Start of Data excerpts

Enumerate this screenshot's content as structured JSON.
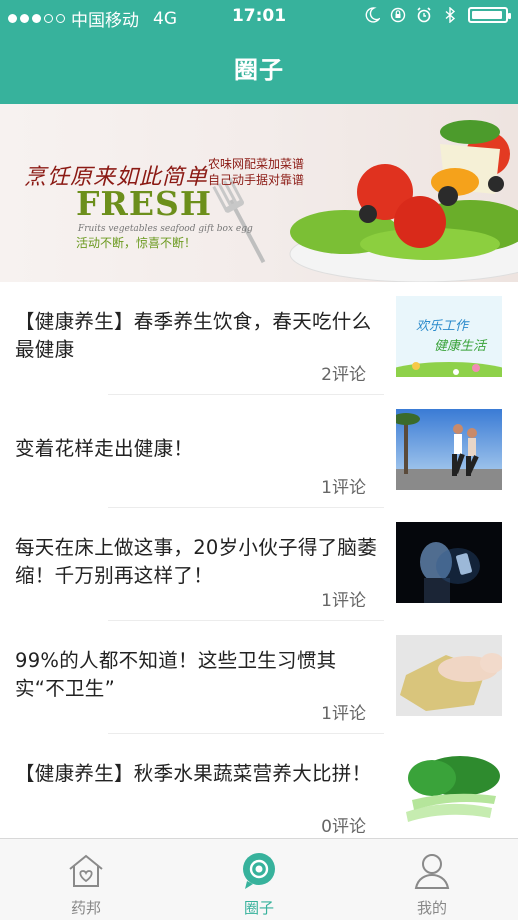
{
  "status_bar": {
    "carrier": "中国移动",
    "network": "4G",
    "time": "17:01",
    "signal_filled": 3,
    "signal_total": 5,
    "battery_level": 0.95,
    "icons": [
      "moon-icon",
      "orientation-lock-icon",
      "alarm-icon",
      "bluetooth-icon",
      "battery-icon"
    ]
  },
  "nav": {
    "title": "圈子"
  },
  "banner": {
    "slogan": "烹饪原来如此简单",
    "side_line1": "农味网配菜加菜谱",
    "side_line2": "自己动手据对靠谱",
    "fresh": "FRESH",
    "sub": "Fruits  vegetables  seafood  gift box egg",
    "tagline": "活动不断，惊喜不断！"
  },
  "posts": [
    {
      "title": "【健康养生】春季养生饮食，春天吃什么最健康",
      "comments": "2评论",
      "thumb": "spring-banner",
      "thumb_text1": "欢乐工作",
      "thumb_text2": "健康生活"
    },
    {
      "title": "变着花样走出健康！",
      "comments": "1评论",
      "thumb": "runners-photo"
    },
    {
      "title": "每天在床上做这事，20岁小伙子得了脑萎缩！千万别再这样了！",
      "comments": "1评论",
      "thumb": "phone-in-dark-photo"
    },
    {
      "title": "99%的人都不知道！这些卫生习惯其实“不卫生”",
      "comments": "1评论",
      "thumb": "cleaning-cloth-photo"
    },
    {
      "title": "【健康养生】秋季水果蔬菜营养大比拼！",
      "comments": "0评论",
      "thumb": "bok-choy-photo"
    }
  ],
  "tabs": [
    {
      "label": "药邦",
      "icon": "home-heart-icon",
      "active": false
    },
    {
      "label": "圈子",
      "icon": "circle-chat-icon",
      "active": true
    },
    {
      "label": "我的",
      "icon": "user-icon",
      "active": false
    }
  ],
  "colors": {
    "accent": "#37b29c",
    "tab_inactive": "#888888",
    "comment_text": "#666666"
  }
}
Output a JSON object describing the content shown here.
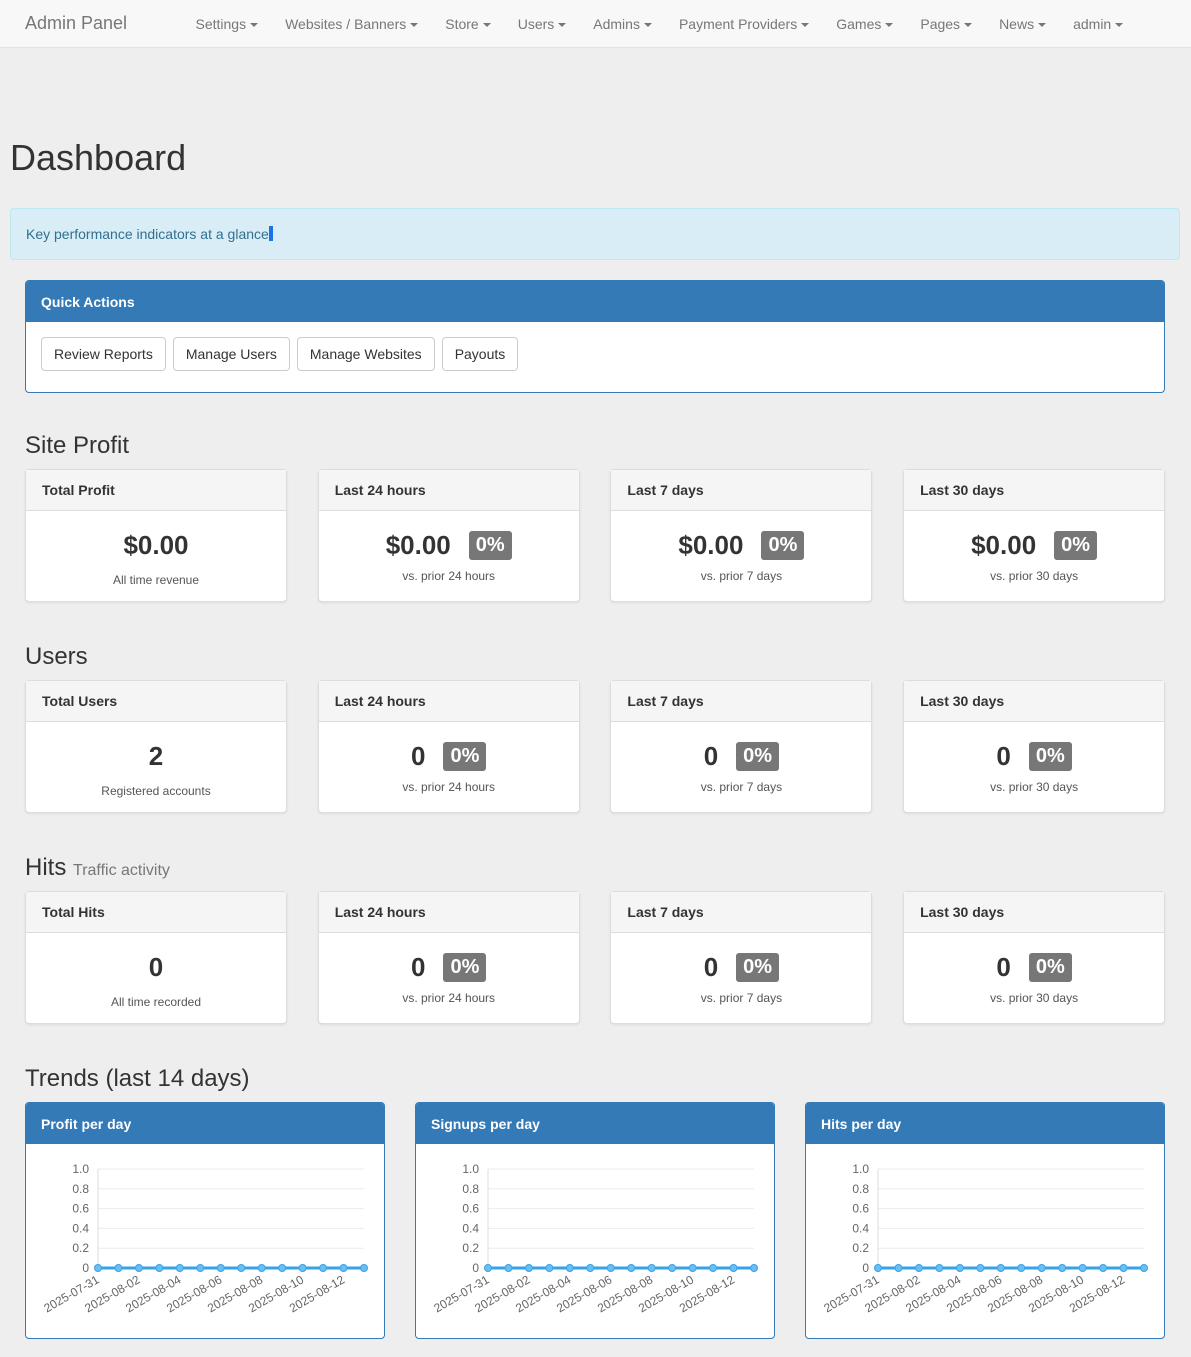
{
  "nav": {
    "brand": "Admin Panel",
    "items": [
      "Settings",
      "Websites / Banners",
      "Store",
      "Users",
      "Admins",
      "Payment Providers",
      "Games",
      "Pages",
      "News",
      "admin"
    ]
  },
  "page_title": "Dashboard",
  "alert": "Key performance indicators at a glance",
  "quick_actions": {
    "title": "Quick Actions",
    "buttons": [
      "Review Reports",
      "Manage Users",
      "Manage Websites",
      "Payouts"
    ]
  },
  "sections": [
    {
      "title": "Site Profit",
      "subtitle": "",
      "cards": [
        {
          "header": "Total Profit",
          "value": "$0.00",
          "badge": "",
          "sub": "All time revenue"
        },
        {
          "header": "Last 24 hours",
          "value": "$0.00",
          "badge": "0%",
          "sub": "vs. prior 24 hours"
        },
        {
          "header": "Last 7 days",
          "value": "$0.00",
          "badge": "0%",
          "sub": "vs. prior 7 days"
        },
        {
          "header": "Last 30 days",
          "value": "$0.00",
          "badge": "0%",
          "sub": "vs. prior 30 days"
        }
      ]
    },
    {
      "title": "Users",
      "subtitle": "",
      "cards": [
        {
          "header": "Total Users",
          "value": "2",
          "badge": "",
          "sub": "Registered accounts"
        },
        {
          "header": "Last 24 hours",
          "value": "0",
          "badge": "0%",
          "sub": "vs. prior 24 hours"
        },
        {
          "header": "Last 7 days",
          "value": "0",
          "badge": "0%",
          "sub": "vs. prior 7 days"
        },
        {
          "header": "Last 30 days",
          "value": "0",
          "badge": "0%",
          "sub": "vs. prior 30 days"
        }
      ]
    },
    {
      "title": "Hits",
      "subtitle": "Traffic activity",
      "cards": [
        {
          "header": "Total Hits",
          "value": "0",
          "badge": "",
          "sub": "All time recorded"
        },
        {
          "header": "Last 24 hours",
          "value": "0",
          "badge": "0%",
          "sub": "vs. prior 24 hours"
        },
        {
          "header": "Last 7 days",
          "value": "0",
          "badge": "0%",
          "sub": "vs. prior 7 days"
        },
        {
          "header": "Last 30 days",
          "value": "0",
          "badge": "0%",
          "sub": "vs. prior 30 days"
        }
      ]
    }
  ],
  "trends_title": "Trends (last 14 days)",
  "chart_data": [
    {
      "type": "line",
      "title": "Profit per day",
      "x": [
        "2025-07-31",
        "2025-08-01",
        "2025-08-02",
        "2025-08-03",
        "2025-08-04",
        "2025-08-05",
        "2025-08-06",
        "2025-08-07",
        "2025-08-08",
        "2025-08-09",
        "2025-08-10",
        "2025-08-11",
        "2025-08-12",
        "2025-08-13"
      ],
      "values": [
        0,
        0,
        0,
        0,
        0,
        0,
        0,
        0,
        0,
        0,
        0,
        0,
        0,
        0
      ],
      "yticks": [
        "0",
        "0.2",
        "0.4",
        "0.6",
        "0.8",
        "1.0"
      ],
      "ylim": [
        0,
        1
      ],
      "xticks_shown": [
        "2025-07-31",
        "2025-08-02",
        "2025-08-04",
        "2025-08-06",
        "2025-08-08",
        "2025-08-10",
        "2025-08-12"
      ],
      "color": "#36a2eb"
    },
    {
      "type": "line",
      "title": "Signups per day",
      "x": [
        "2025-07-31",
        "2025-08-01",
        "2025-08-02",
        "2025-08-03",
        "2025-08-04",
        "2025-08-05",
        "2025-08-06",
        "2025-08-07",
        "2025-08-08",
        "2025-08-09",
        "2025-08-10",
        "2025-08-11",
        "2025-08-12",
        "2025-08-13"
      ],
      "values": [
        0,
        0,
        0,
        0,
        0,
        0,
        0,
        0,
        0,
        0,
        0,
        0,
        0,
        0
      ],
      "yticks": [
        "0",
        "0.2",
        "0.4",
        "0.6",
        "0.8",
        "1.0"
      ],
      "ylim": [
        0,
        1
      ],
      "xticks_shown": [
        "2025-07-31",
        "2025-08-02",
        "2025-08-04",
        "2025-08-06",
        "2025-08-08",
        "2025-08-10",
        "2025-08-12"
      ],
      "color": "#36a2eb"
    },
    {
      "type": "line",
      "title": "Hits per day",
      "x": [
        "2025-07-31",
        "2025-08-01",
        "2025-08-02",
        "2025-08-03",
        "2025-08-04",
        "2025-08-05",
        "2025-08-06",
        "2025-08-07",
        "2025-08-08",
        "2025-08-09",
        "2025-08-10",
        "2025-08-11",
        "2025-08-12",
        "2025-08-13"
      ],
      "values": [
        0,
        0,
        0,
        0,
        0,
        0,
        0,
        0,
        0,
        0,
        0,
        0,
        0,
        0
      ],
      "yticks": [
        "0",
        "0.2",
        "0.4",
        "0.6",
        "0.8",
        "1.0"
      ],
      "ylim": [
        0,
        1
      ],
      "xticks_shown": [
        "2025-07-31",
        "2025-08-02",
        "2025-08-04",
        "2025-08-06",
        "2025-08-08",
        "2025-08-10",
        "2025-08-12"
      ],
      "color": "#36a2eb"
    }
  ]
}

End of Data excerpts

• What is required: Print every record above exactly as written, leaving out the pictures.

• Solution to this exercise:
Enumerate this screenshot's content as structured JSON.
{
  "status_bar": {
    "carrier": "中国移动",
    "network": "4G",
    "time": "17:01",
    "signal_filled": 3,
    "signal_total": 5,
    "battery_level": 0.95,
    "icons": [
      "moon-icon",
      "orientation-lock-icon",
      "alarm-icon",
      "bluetooth-icon",
      "battery-icon"
    ]
  },
  "nav": {
    "title": "圈子"
  },
  "banner": {
    "slogan": "烹饪原来如此简单",
    "side_line1": "农味网配菜加菜谱",
    "side_line2": "自己动手据对靠谱",
    "fresh": "FRESH",
    "sub": "Fruits  vegetables  seafood  gift box egg",
    "tagline": "活动不断，惊喜不断！"
  },
  "posts": [
    {
      "title": "【健康养生】春季养生饮食，春天吃什么最健康",
      "comments": "2评论",
      "thumb": "spring-banner",
      "thumb_text1": "欢乐工作",
      "thumb_text2": "健康生活"
    },
    {
      "title": "变着花样走出健康！",
      "comments": "1评论",
      "thumb": "runners-photo"
    },
    {
      "title": "每天在床上做这事，20岁小伙子得了脑萎缩！千万别再这样了！",
      "comments": "1评论",
      "thumb": "phone-in-dark-photo"
    },
    {
      "title": "99%的人都不知道！这些卫生习惯其实“不卫生”",
      "comments": "1评论",
      "thumb": "cleaning-cloth-photo"
    },
    {
      "title": "【健康养生】秋季水果蔬菜营养大比拼！",
      "comments": "0评论",
      "thumb": "bok-choy-photo"
    }
  ],
  "tabs": [
    {
      "label": "药邦",
      "icon": "home-heart-icon",
      "active": false
    },
    {
      "label": "圈子",
      "icon": "circle-chat-icon",
      "active": true
    },
    {
      "label": "我的",
      "icon": "user-icon",
      "active": false
    }
  ],
  "colors": {
    "accent": "#37b29c",
    "tab_inactive": "#888888",
    "comment_text": "#666666"
  }
}
Output a JSON object describing the content shown here.
{
  "nav": {
    "brand": "Admin Panel",
    "items": [
      "Settings",
      "Websites / Banners",
      "Store",
      "Users",
      "Admins",
      "Payment Providers",
      "Games",
      "Pages",
      "News",
      "admin"
    ]
  },
  "page_title": "Dashboard",
  "alert": "Key performance indicators at a glance",
  "quick_actions": {
    "title": "Quick Actions",
    "buttons": [
      "Review Reports",
      "Manage Users",
      "Manage Websites",
      "Payouts"
    ]
  },
  "sections": [
    {
      "title": "Site Profit",
      "subtitle": "",
      "cards": [
        {
          "header": "Total Profit",
          "value": "$0.00",
          "badge": "",
          "sub": "All time revenue"
        },
        {
          "header": "Last 24 hours",
          "value": "$0.00",
          "badge": "0%",
          "sub": "vs. prior 24 hours"
        },
        {
          "header": "Last 7 days",
          "value": "$0.00",
          "badge": "0%",
          "sub": "vs. prior 7 days"
        },
        {
          "header": "Last 30 days",
          "value": "$0.00",
          "badge": "0%",
          "sub": "vs. prior 30 days"
        }
      ]
    },
    {
      "title": "Users",
      "subtitle": "",
      "cards": [
        {
          "header": "Total Users",
          "value": "2",
          "badge": "",
          "sub": "Registered accounts"
        },
        {
          "header": "Last 24 hours",
          "value": "0",
          "badge": "0%",
          "sub": "vs. prior 24 hours"
        },
        {
          "header": "Last 7 days",
          "value": "0",
          "badge": "0%",
          "sub": "vs. prior 7 days"
        },
        {
          "header": "Last 30 days",
          "value": "0",
          "badge": "0%",
          "sub": "vs. prior 30 days"
        }
      ]
    },
    {
      "title": "Hits",
      "subtitle": "Traffic activity",
      "cards": [
        {
          "header": "Total Hits",
          "value": "0",
          "badge": "",
          "sub": "All time recorded"
        },
        {
          "header": "Last 24 hours",
          "value": "0",
          "badge": "0%",
          "sub": "vs. prior 24 hours"
        },
        {
          "header": "Last 7 days",
          "value": "0",
          "badge": "0%",
          "sub": "vs. prior 7 days"
        },
        {
          "header": "Last 30 days",
          "value": "0",
          "badge": "0%",
          "sub": "vs. prior 30 days"
        }
      ]
    }
  ],
  "trends_title": "Trends (last 14 days)",
  "chart_data": [
    {
      "type": "line",
      "title": "Profit per day",
      "x": [
        "2025-07-31",
        "2025-08-01",
        "2025-08-02",
        "2025-08-03",
        "2025-08-04",
        "2025-08-05",
        "2025-08-06",
        "2025-08-07",
        "2025-08-08",
        "2025-08-09",
        "2025-08-10",
        "2025-08-11",
        "2025-08-12",
        "2025-08-13"
      ],
      "values": [
        0,
        0,
        0,
        0,
        0,
        0,
        0,
        0,
        0,
        0,
        0,
        0,
        0,
        0
      ],
      "yticks": [
        "0",
        "0.2",
        "0.4",
        "0.6",
        "0.8",
        "1.0"
      ],
      "ylim": [
        0,
        1
      ],
      "xticks_shown": [
        "2025-07-31",
        "2025-08-02",
        "2025-08-04",
        "2025-08-06",
        "2025-08-08",
        "2025-08-10",
        "2025-08-12"
      ],
      "color": "#36a2eb"
    },
    {
      "type": "line",
      "title": "Signups per day",
      "x": [
        "2025-07-31",
        "2025-08-01",
        "2025-08-02",
        "2025-08-03",
        "2025-08-04",
        "2025-08-05",
        "2025-08-06",
        "2025-08-07",
        "2025-08-08",
        "2025-08-09",
        "2025-08-10",
        "2025-08-11",
        "2025-08-12",
        "2025-08-13"
      ],
      "values": [
        0,
        0,
        0,
        0,
        0,
        0,
        0,
        0,
        0,
        0,
        0,
        0,
        0,
        0
      ],
      "yticks": [
        "0",
        "0.2",
        "0.4",
        "0.6",
        "0.8",
        "1.0"
      ],
      "ylim": [
        0,
        1
      ],
      "xticks_shown": [
        "2025-07-31",
        "2025-08-02",
        "2025-08-04",
        "2025-08-06",
        "2025-08-08",
        "2025-08-10",
        "2025-08-12"
      ],
      "color": "#36a2eb"
    },
    {
      "type": "line",
      "title": "Hits per day",
      "x": [
        "2025-07-31",
        "2025-08-01",
        "2025-08-02",
        "2025-08-03",
        "2025-08-04",
        "2025-08-05",
        "2025-08-06",
        "2025-08-07",
        "2025-08-08",
        "2025-08-09",
        "2025-08-10",
        "2025-08-11",
        "2025-08-12",
        "2025-08-13"
      ],
      "values": [
        0,
        0,
        0,
        0,
        0,
        0,
        0,
        0,
        0,
        0,
        0,
        0,
        0,
        0
      ],
      "yticks": [
        "0",
        "0.2",
        "0.4",
        "0.6",
        "0.8",
        "1.0"
      ],
      "ylim": [
        0,
        1
      ],
      "xticks_shown": [
        "2025-07-31",
        "2025-08-02",
        "2025-08-04",
        "2025-08-06",
        "2025-08-08",
        "2025-08-10",
        "2025-08-12"
      ],
      "color": "#36a2eb"
    }
  ]
}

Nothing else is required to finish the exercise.